Job
Locate every line in the records below that contains the word "mode", and copy each one.

Records to use
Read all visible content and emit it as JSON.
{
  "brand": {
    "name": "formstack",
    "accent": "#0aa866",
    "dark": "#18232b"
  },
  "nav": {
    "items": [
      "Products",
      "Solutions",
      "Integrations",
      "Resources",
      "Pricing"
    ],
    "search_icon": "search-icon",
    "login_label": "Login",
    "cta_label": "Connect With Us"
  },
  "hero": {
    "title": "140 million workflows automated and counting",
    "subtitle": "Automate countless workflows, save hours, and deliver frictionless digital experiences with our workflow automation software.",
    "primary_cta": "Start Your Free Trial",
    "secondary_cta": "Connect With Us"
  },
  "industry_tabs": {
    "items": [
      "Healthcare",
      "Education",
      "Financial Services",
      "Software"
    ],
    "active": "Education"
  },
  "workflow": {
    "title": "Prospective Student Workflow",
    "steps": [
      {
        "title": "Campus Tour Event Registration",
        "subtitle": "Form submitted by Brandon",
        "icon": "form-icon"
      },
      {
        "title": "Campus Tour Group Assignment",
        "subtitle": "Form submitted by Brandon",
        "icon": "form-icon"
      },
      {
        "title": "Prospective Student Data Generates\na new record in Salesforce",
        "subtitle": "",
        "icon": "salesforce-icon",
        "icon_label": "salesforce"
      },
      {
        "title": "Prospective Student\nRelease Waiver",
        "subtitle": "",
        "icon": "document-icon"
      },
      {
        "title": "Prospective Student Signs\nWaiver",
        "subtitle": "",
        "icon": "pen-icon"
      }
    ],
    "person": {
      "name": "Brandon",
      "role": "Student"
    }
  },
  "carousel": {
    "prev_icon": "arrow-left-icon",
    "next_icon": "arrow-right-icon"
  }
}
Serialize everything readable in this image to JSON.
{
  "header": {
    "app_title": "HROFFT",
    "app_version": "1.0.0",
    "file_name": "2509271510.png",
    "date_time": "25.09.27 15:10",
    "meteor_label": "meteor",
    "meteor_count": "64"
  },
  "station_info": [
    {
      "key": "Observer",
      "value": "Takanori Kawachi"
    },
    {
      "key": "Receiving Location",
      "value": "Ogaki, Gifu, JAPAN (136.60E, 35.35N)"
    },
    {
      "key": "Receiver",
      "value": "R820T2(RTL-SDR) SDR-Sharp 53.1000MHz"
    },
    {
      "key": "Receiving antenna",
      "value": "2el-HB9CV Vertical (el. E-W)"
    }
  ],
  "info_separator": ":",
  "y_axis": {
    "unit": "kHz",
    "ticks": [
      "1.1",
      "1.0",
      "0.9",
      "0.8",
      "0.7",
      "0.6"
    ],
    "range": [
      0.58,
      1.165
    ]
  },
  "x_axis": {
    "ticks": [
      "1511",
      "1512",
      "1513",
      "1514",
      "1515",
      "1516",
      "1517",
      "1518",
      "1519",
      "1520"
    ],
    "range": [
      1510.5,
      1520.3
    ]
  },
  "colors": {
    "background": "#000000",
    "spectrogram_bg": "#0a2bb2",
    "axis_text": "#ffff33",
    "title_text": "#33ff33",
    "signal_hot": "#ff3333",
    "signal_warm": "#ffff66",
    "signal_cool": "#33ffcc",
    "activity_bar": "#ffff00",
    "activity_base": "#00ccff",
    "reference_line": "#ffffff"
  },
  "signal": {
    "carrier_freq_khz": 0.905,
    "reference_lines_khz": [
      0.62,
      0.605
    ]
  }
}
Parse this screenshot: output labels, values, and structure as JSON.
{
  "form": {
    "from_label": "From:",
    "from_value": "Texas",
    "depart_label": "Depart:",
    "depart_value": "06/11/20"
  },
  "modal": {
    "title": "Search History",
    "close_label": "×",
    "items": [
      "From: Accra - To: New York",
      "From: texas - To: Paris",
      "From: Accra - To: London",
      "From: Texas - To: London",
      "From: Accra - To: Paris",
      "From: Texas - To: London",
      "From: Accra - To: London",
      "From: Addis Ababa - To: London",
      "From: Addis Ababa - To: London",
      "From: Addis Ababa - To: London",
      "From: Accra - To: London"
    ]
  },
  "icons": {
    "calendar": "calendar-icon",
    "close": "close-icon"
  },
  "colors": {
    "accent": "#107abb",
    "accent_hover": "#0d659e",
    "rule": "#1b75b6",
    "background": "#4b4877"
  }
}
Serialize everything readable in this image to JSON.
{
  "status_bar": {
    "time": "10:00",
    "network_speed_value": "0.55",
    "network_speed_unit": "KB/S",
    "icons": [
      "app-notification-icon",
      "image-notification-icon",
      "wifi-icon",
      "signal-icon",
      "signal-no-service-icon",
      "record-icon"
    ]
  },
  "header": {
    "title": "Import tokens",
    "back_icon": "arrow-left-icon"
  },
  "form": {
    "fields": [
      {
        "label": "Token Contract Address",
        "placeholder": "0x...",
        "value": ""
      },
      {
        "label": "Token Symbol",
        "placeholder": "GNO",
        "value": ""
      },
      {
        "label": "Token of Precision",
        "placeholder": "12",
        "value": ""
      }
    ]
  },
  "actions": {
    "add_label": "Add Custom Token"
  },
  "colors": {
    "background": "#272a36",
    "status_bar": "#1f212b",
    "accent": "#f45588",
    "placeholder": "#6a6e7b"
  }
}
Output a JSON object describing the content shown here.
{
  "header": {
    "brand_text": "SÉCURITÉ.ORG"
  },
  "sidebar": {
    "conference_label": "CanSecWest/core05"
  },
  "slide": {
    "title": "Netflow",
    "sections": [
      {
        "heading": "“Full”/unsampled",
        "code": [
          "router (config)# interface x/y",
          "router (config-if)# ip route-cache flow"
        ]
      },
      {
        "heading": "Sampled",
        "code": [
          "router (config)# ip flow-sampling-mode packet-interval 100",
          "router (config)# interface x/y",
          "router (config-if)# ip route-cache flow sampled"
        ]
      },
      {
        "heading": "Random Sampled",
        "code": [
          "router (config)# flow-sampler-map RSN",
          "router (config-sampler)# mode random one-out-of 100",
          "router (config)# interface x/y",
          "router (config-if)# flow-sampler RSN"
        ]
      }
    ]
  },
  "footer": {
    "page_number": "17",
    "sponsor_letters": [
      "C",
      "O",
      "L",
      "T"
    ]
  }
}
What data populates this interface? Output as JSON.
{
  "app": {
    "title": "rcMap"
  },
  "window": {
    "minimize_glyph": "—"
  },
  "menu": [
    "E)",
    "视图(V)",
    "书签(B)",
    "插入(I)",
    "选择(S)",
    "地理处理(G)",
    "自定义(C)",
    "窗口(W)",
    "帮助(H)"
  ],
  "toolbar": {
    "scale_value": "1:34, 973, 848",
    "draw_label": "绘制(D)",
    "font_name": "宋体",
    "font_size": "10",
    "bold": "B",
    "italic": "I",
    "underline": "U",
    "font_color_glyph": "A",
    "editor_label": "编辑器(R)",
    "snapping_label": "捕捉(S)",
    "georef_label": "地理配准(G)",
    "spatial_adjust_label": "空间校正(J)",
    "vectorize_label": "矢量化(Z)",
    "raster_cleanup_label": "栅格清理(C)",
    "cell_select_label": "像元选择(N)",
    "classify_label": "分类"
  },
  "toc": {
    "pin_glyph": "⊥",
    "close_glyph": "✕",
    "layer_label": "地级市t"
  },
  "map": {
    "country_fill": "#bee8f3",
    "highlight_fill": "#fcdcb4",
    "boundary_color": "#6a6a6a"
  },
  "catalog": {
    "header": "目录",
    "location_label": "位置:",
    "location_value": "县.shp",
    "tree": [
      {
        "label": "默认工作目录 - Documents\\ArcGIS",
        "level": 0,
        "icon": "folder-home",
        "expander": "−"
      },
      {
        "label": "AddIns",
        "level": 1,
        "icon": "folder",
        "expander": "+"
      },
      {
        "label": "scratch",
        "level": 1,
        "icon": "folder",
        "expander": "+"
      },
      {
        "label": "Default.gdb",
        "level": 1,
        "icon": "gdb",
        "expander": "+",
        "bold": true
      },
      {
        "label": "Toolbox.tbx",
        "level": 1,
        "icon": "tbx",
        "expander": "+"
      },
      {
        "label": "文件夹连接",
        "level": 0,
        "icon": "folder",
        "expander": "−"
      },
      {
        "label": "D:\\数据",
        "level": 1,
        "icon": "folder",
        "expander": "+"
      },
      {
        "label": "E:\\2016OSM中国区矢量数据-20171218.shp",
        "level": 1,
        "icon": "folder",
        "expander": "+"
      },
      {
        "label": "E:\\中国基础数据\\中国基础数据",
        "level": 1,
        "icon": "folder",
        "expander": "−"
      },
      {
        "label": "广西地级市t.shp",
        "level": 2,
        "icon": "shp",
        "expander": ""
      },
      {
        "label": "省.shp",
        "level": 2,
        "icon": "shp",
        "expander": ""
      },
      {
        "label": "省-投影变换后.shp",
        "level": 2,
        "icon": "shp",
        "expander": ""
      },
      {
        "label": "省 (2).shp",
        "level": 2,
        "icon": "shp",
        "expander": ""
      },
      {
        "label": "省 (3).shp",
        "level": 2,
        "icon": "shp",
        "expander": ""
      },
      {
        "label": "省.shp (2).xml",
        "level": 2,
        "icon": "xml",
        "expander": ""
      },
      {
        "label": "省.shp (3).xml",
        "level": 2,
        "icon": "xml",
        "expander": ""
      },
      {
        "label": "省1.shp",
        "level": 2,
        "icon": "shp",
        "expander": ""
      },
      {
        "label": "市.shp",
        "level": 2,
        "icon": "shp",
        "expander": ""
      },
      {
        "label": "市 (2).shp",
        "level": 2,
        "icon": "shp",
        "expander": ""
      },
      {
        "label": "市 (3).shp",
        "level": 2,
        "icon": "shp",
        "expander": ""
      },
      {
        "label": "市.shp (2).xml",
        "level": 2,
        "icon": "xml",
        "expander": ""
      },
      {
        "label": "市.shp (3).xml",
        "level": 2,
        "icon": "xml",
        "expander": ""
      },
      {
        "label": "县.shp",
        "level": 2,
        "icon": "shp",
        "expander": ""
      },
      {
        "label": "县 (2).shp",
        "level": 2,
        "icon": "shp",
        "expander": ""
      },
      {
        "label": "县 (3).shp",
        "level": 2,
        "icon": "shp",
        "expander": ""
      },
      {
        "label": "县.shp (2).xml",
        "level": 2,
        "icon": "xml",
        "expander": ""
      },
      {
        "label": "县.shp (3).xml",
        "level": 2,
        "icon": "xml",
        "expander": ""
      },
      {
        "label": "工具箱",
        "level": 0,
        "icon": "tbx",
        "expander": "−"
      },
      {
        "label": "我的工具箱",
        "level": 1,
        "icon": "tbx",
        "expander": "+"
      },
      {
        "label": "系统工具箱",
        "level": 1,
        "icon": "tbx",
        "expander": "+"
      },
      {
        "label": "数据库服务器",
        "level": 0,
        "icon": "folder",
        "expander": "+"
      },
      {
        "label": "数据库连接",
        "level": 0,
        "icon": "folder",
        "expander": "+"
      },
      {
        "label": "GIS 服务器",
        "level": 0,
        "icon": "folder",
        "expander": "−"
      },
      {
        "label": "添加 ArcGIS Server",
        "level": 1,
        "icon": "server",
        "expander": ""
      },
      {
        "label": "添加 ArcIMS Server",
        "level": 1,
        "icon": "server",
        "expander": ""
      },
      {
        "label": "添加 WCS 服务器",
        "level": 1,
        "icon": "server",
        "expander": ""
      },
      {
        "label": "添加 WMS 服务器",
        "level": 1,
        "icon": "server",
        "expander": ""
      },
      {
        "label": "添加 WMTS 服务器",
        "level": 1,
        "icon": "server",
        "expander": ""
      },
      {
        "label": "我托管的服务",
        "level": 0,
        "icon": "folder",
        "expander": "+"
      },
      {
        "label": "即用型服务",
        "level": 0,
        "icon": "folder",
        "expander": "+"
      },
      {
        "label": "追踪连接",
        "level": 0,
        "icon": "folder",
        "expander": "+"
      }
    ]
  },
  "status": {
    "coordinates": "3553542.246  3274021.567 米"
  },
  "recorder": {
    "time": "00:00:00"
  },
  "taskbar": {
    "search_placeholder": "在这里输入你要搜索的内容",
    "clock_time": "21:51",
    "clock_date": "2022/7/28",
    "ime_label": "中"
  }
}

Answer to the exercise
          "router (config)# ip flow-sampling-mode packet-interval 100",
          "router (config-sampler)# mode random one-out-of 100",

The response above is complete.